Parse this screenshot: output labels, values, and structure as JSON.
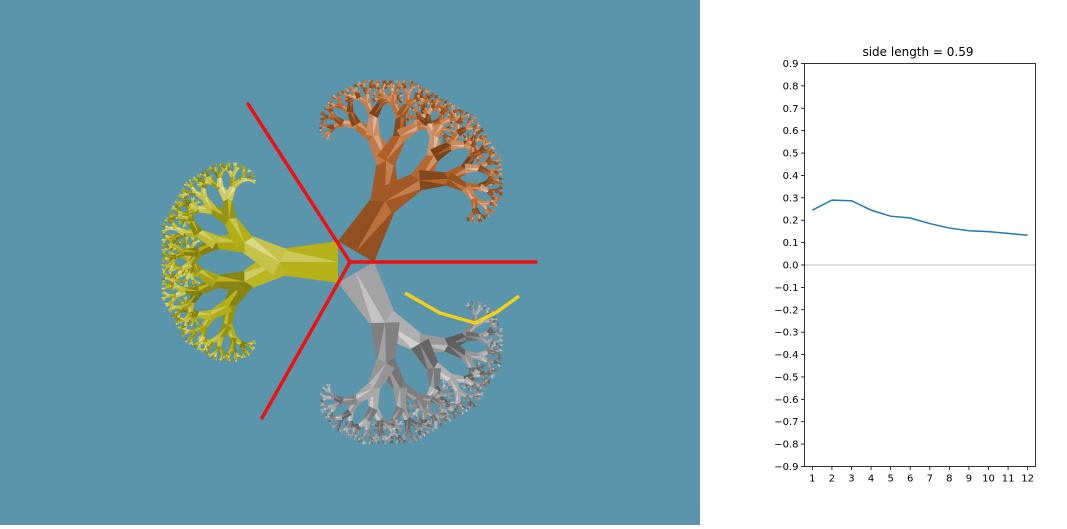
{
  "colors": {
    "scene_background": "#5b95ab",
    "divider_lines": "#ee1111",
    "highlight_path": "#f2cf18",
    "tree_yellow": "#b7b219",
    "tree_orange": "#b8652a",
    "tree_gray": "#8c8c8c",
    "series_line": "#1f77b4",
    "zero_line": "#bdbdbd"
  },
  "scene": {
    "icon": "three-tree-fractal-render"
  },
  "chart_data": {
    "type": "line",
    "title": "side length = 0.59",
    "xlabel": "",
    "ylabel": "",
    "x": [
      1,
      2,
      3,
      4,
      5,
      6,
      7,
      8,
      9,
      10,
      11,
      12
    ],
    "series": [
      {
        "values": [
          0.245,
          0.29,
          0.287,
          0.245,
          0.218,
          0.21,
          0.185,
          0.165,
          0.153,
          0.149,
          0.141,
          0.133
        ]
      }
    ],
    "xlim": [
      0.6,
      12.4
    ],
    "ylim": [
      -0.9,
      0.9
    ],
    "xticks": [
      "1",
      "2",
      "3",
      "4",
      "5",
      "6",
      "7",
      "8",
      "9",
      "10",
      "11",
      "12"
    ],
    "yticks": [
      "−0.9",
      "−0.8",
      "−0.7",
      "−0.6",
      "−0.5",
      "−0.4",
      "−0.3",
      "−0.2",
      "−0.1",
      "0.0",
      "0.1",
      "0.2",
      "0.3",
      "0.4",
      "0.5",
      "0.6",
      "0.7",
      "0.8",
      "0.9"
    ],
    "ytick_values": [
      -0.9,
      -0.8,
      -0.7,
      -0.6,
      -0.5,
      -0.4,
      -0.3,
      -0.2,
      -0.1,
      0.0,
      0.1,
      0.2,
      0.3,
      0.4,
      0.5,
      0.6,
      0.7,
      0.8,
      0.9
    ],
    "reference_line_y": 0.0,
    "grid": false,
    "legend": "none"
  }
}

- [Directions]: Repeat the full listing above exactly, with no pictures in the copy.

- [Solution for this task]:
Parse this screenshot: output labels, values, and structure as JSON.
{
  "colors": {
    "scene_background": "#5b95ab",
    "divider_lines": "#ee1111",
    "highlight_path": "#f2cf18",
    "tree_yellow": "#b7b219",
    "tree_orange": "#b8652a",
    "tree_gray": "#8c8c8c",
    "series_line": "#1f77b4",
    "zero_line": "#bdbdbd"
  },
  "scene": {
    "icon": "three-tree-fractal-render"
  },
  "chart_data": {
    "type": "line",
    "title": "side length = 0.59",
    "xlabel": "",
    "ylabel": "",
    "x": [
      1,
      2,
      3,
      4,
      5,
      6,
      7,
      8,
      9,
      10,
      11,
      12
    ],
    "series": [
      {
        "values": [
          0.245,
          0.29,
          0.287,
          0.245,
          0.218,
          0.21,
          0.185,
          0.165,
          0.153,
          0.149,
          0.141,
          0.133
        ]
      }
    ],
    "xlim": [
      0.6,
      12.4
    ],
    "ylim": [
      -0.9,
      0.9
    ],
    "xticks": [
      "1",
      "2",
      "3",
      "4",
      "5",
      "6",
      "7",
      "8",
      "9",
      "10",
      "11",
      "12"
    ],
    "yticks": [
      "−0.9",
      "−0.8",
      "−0.7",
      "−0.6",
      "−0.5",
      "−0.4",
      "−0.3",
      "−0.2",
      "−0.1",
      "0.0",
      "0.1",
      "0.2",
      "0.3",
      "0.4",
      "0.5",
      "0.6",
      "0.7",
      "0.8",
      "0.9"
    ],
    "ytick_values": [
      -0.9,
      -0.8,
      -0.7,
      -0.6,
      -0.5,
      -0.4,
      -0.3,
      -0.2,
      -0.1,
      0.0,
      0.1,
      0.2,
      0.3,
      0.4,
      0.5,
      0.6,
      0.7,
      0.8,
      0.9
    ],
    "reference_line_y": 0.0,
    "grid": false,
    "legend": "none"
  }
}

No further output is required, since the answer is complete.